» **Short exercise**:
Find every line in the records below that holds the word "табл" and copy it.

○ ○ ○

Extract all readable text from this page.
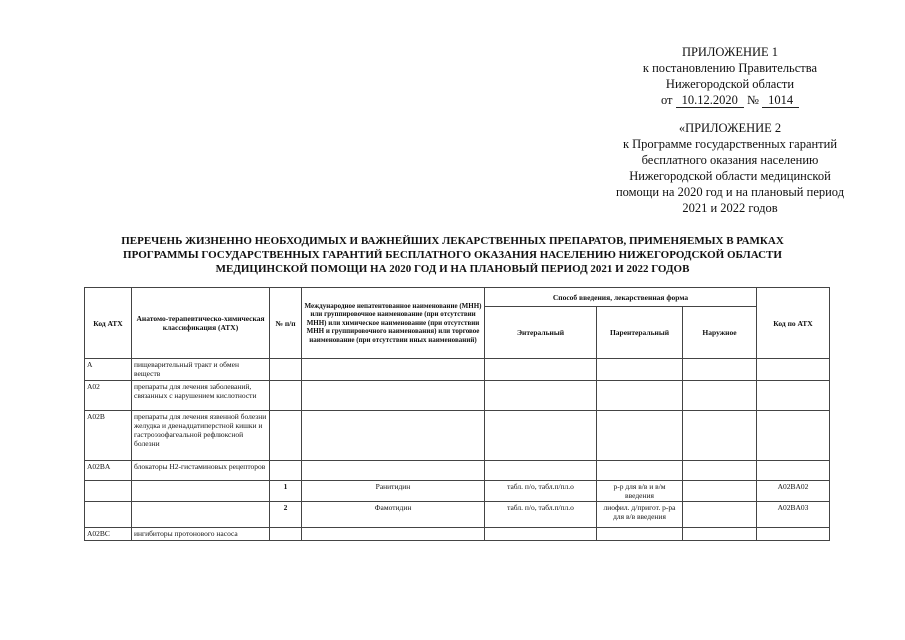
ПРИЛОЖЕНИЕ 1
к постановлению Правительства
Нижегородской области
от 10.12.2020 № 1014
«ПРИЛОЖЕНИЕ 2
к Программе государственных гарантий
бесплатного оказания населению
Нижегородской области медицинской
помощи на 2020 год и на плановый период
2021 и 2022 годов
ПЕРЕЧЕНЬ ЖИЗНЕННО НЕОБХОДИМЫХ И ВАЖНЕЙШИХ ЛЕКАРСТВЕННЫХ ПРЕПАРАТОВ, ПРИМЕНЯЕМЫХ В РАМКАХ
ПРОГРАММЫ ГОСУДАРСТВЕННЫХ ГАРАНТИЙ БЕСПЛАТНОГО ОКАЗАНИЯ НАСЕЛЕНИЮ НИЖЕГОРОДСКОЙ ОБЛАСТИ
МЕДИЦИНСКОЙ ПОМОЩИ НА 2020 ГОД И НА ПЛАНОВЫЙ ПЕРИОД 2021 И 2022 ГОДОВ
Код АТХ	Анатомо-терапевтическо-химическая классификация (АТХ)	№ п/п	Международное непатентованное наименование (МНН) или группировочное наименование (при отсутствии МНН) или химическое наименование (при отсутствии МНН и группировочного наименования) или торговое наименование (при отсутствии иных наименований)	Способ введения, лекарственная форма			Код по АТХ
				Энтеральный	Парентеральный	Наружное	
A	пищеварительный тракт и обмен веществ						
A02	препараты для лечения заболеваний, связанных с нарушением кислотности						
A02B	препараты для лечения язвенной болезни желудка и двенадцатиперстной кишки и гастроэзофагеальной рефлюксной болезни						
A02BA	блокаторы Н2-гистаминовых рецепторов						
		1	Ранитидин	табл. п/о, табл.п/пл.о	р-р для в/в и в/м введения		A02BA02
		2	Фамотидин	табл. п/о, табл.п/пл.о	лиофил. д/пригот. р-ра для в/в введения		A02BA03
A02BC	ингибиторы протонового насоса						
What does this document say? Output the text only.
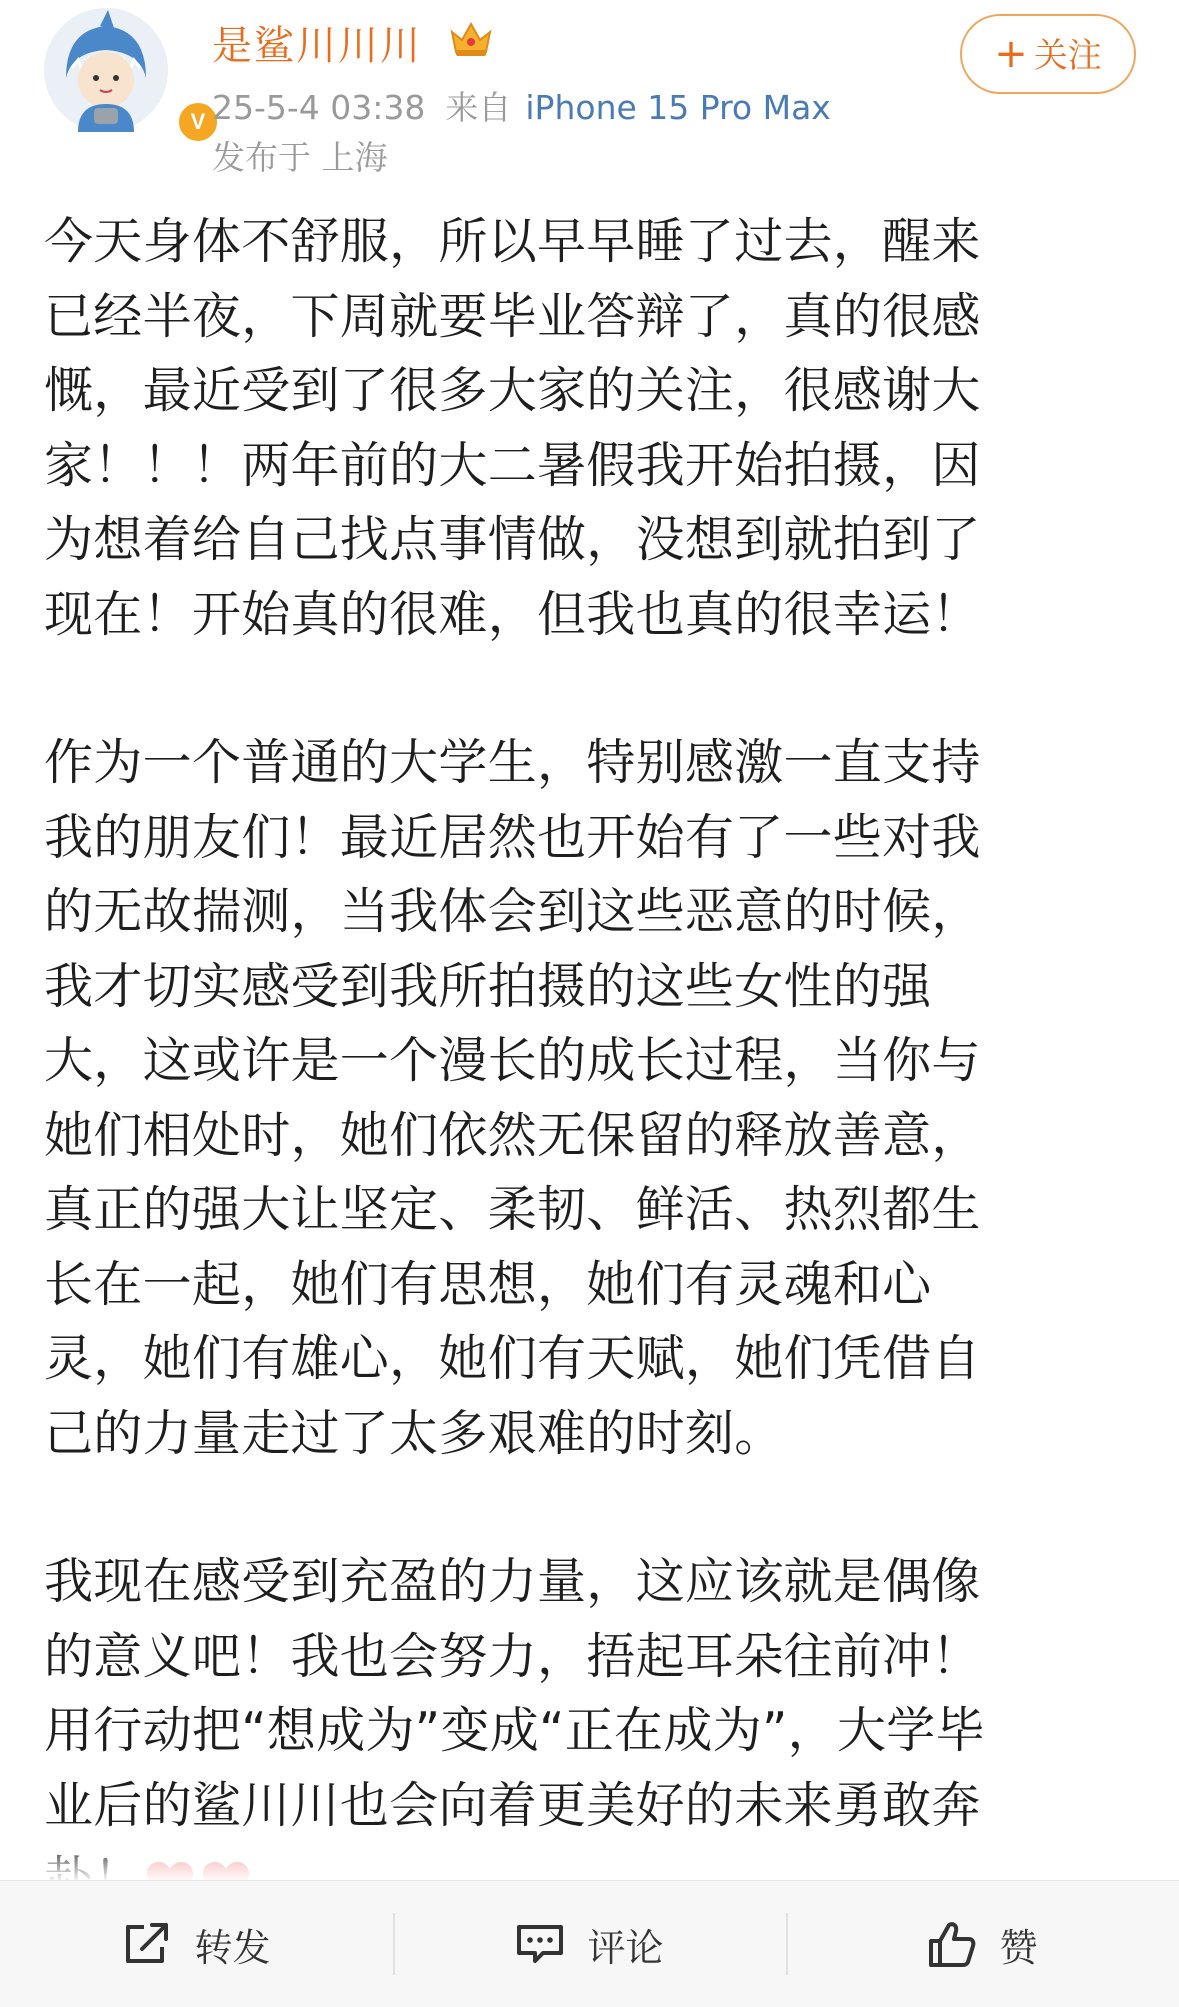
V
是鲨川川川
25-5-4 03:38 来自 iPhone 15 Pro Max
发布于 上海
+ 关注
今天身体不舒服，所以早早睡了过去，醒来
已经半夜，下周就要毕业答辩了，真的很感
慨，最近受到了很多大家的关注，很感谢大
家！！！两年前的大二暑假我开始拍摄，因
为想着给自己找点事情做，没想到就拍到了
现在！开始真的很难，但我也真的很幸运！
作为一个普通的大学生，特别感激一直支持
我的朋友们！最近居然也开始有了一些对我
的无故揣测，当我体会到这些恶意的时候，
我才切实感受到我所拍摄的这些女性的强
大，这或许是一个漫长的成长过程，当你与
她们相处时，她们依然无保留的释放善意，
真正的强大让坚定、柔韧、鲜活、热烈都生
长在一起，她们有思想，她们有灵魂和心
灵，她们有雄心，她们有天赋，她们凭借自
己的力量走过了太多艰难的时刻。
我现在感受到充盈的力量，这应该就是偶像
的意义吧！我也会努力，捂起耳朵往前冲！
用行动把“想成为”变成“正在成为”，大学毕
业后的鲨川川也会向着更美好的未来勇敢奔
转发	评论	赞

○ ○ ○

» **Expected answer**:
		1	Ранитидин	табл. п/о, табл.п/пл.о	р-р для в/в и в/м введения		A02BA02
		2	Фамотидин	табл. п/о, табл.п/пл.о	лиофил. д/пригот. р-ра для в/в введения		A02BA03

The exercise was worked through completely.